Print the data that follows exactly.
## start Records shown
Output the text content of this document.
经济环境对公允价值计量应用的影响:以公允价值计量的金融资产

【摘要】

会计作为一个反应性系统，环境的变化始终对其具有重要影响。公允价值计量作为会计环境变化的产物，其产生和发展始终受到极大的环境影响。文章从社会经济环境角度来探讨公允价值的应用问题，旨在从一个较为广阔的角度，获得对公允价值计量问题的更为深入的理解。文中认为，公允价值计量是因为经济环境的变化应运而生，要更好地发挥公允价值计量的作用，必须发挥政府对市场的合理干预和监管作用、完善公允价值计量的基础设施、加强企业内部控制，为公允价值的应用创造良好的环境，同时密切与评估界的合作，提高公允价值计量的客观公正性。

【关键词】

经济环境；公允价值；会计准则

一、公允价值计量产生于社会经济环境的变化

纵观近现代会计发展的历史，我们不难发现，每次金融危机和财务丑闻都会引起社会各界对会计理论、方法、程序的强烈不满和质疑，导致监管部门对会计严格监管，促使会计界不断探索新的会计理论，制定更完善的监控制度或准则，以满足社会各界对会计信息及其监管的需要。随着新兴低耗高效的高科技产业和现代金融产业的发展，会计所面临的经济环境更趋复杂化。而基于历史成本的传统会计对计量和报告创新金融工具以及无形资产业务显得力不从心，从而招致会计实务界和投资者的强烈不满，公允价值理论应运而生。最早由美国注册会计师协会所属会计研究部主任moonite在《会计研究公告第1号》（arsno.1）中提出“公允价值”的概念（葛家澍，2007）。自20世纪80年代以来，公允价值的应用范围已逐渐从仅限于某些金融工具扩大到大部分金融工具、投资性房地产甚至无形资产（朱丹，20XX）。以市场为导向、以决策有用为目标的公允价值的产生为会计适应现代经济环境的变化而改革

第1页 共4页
## end Records shown
§ **Full output**:
Output the text content of this document.
经济环境对公允价值计量应用的影响:以公允价值计量的金融资产

【摘要】

会计作为一个反应性系统，环境的变化始终对其具有重要影响。公允价值计量作为会计环境变化的产物，其产生和发展始终受到极大的环境影响。文章从社会经济环境角度来探讨公允价值的应用问题，旨在从一个较为广阔的角度，获得对公允价值计量问题的更为深入的理解。文中认为，公允价值计量是因为经济环境的变化应运而生，要更好地发挥公允价值计量的作用，必须发挥政府对市场的合理干预和监管作用、完善公允价值计量的基础设施、加强企业内部控制，为公允价值的应用创造良好的环境，同时密切与评估界的合作，提高公允价值计量的客观公正性。

【关键词】

经济环境；公允价值；会计准则

一、公允价值计量产生于社会经济环境的变化

纵观近现代会计发展的历史，我们不难发现，每次金融危机和财务丑闻都会引起社会各界对会计理论、方法、程序的强烈不满和质疑，导致监管部门对会计严格监管，促使会计界不断探索新的会计理论，制定更完善的监控制度或准则，以满足社会各界对会计信息及其监管的需要。随着新兴低耗高效的高科技产业和现代金融产业的发展，会计所面临的经济环境更趋复杂化。而基于历史成本的传统会计对计量和报告创新金融工具以及无形资产业务显得力不从心，从而招致会计实务界和投资者的强烈不满，公允价值理论应运而生。最早由美国注册会计师协会所属会计研究部主任moonite在《会计研究公告第1号》（arsno.1）中提出“公允价值”的概念（葛家澍，2007）。自20世纪80年代以来，公允价值的应用范围已逐渐从仅限于某些金融工具扩大到大部分金融工具、投资性房地产甚至无形资产（朱丹，20XX）。以市场为导向、以决策有用为目标的公允价值的产生为会计适应现代经济环境的变化而改革

第1页 共4页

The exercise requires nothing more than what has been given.